__Requirement__
Output an exact reproduction of the data.

***** Entries shown *****

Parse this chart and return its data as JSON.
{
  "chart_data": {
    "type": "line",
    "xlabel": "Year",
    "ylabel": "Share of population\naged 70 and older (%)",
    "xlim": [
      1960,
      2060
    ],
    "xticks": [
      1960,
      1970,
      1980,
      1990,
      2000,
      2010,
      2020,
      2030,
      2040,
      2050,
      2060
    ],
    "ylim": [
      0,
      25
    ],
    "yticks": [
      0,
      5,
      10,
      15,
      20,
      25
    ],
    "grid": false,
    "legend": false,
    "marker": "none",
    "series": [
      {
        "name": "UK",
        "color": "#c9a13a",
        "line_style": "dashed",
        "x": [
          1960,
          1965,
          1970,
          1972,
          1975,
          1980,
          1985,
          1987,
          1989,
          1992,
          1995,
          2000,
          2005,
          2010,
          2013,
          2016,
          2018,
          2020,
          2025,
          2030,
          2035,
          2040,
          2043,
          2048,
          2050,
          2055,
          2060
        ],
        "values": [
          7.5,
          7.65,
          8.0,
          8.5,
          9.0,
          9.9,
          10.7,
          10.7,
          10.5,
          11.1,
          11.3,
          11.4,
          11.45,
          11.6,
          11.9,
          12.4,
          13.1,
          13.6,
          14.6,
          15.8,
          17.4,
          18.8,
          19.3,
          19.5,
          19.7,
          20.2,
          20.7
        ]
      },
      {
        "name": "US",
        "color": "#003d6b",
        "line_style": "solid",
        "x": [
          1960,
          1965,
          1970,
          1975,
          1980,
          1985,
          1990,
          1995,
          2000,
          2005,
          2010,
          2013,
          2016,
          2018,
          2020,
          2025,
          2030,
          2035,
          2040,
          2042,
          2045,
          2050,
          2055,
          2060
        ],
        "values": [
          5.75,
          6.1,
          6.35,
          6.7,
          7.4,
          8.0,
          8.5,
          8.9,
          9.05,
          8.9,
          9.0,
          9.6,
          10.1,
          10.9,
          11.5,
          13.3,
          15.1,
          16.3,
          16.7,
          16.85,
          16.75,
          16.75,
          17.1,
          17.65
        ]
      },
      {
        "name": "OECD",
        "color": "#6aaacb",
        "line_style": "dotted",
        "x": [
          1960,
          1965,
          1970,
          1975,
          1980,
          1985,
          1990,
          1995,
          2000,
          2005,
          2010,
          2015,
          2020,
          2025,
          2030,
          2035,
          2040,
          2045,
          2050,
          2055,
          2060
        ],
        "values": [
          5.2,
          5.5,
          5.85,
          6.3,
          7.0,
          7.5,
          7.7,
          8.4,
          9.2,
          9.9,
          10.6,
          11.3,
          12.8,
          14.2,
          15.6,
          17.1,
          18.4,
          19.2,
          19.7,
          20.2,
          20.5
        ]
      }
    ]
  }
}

*****

__Written reply__
Parse this chart and return its data as JSON.
{
  "chart_data": {
    "type": "line",
    "xlabel": "Year",
    "ylabel": "Share of population\naged 70 and older (%)",
    "xlim": [
      1960,
      2060
    ],
    "xticks": [
      1960,
      1970,
      1980,
      1990,
      2000,
      2010,
      2020,
      2030,
      2040,
      2050,
      2060
    ],
    "ylim": [
      0,
      25
    ],
    "yticks": [
      0,
      5,
      10,
      15,
      20,
      25
    ],
    "grid": false,
    "legend": false,
    "marker": "none",
    "series": [
      {
        "name": "UK",
        "color": "#c9a13a",
        "line_style": "dashed",
        "x": [
          1960,
          1965,
          1970,
          1972,
          1975,
          1980,
          1985,
          1987,
          1989,
          1992,
          1995,
          2000,
          2005,
          2010,
          2013,
          2016,
          2018,
          2020,
          2025,
          2030,
          2035,
          2040,
          2043,
          2048,
          2050,
          2055,
          2060
        ],
        "values": [
          7.5,
          7.65,
          8.0,
          8.5,
          9.0,
          9.9,
          10.7,
          10.7,
          10.5,
          11.1,
          11.3,
          11.4,
          11.45,
          11.6,
          11.9,
          12.4,
          13.1,
          13.6,
          14.6,
          15.8,
          17.4,
          18.8,
          19.3,
          19.5,
          19.7,
          20.2,
          20.7
        ]
      },
      {
        "name": "US",
        "color": "#003d6b",
        "line_style": "solid",
        "x": [
          1960,
          1965,
          1970,
          1975,
          1980,
          1985,
          1990,
          1995,
          2000,
          2005,
          2010,
          2013,
          2016,
          2018,
          2020,
          2025,
          2030,
          2035,
          2040,
          2042,
          2045,
          2050,
          2055,
          2060
        ],
        "values": [
          5.75,
          6.1,
          6.35,
          6.7,
          7.4,
          8.0,
          8.5,
          8.9,
          9.05,
          8.9,
          9.0,
          9.6,
          10.1,
          10.9,
          11.5,
          13.3,
          15.1,
          16.3,
          16.7,
          16.85,
          16.75,
          16.75,
          17.1,
          17.65
        ]
      },
      {
        "name": "OECD",
        "color": "#6aaacb",
        "line_style": "dotted",
        "x": [
          1960,
          1965,
          1970,
          1975,
          1980,
          1985,
          1990,
          1995,
          2000,
          2005,
          2010,
          2015,
          2020,
          2025,
          2030,
          2035,
          2040,
          2045,
          2050,
          2055,
          2060
        ],
        "values": [
          5.2,
          5.5,
          5.85,
          6.3,
          7.0,
          7.5,
          7.7,
          8.4,
          9.2,
          9.9,
          10.6,
          11.3,
          12.8,
          14.2,
          15.6,
          17.1,
          18.4,
          19.2,
          19.7,
          20.2,
          20.5
        ]
      }
    ]
  }
}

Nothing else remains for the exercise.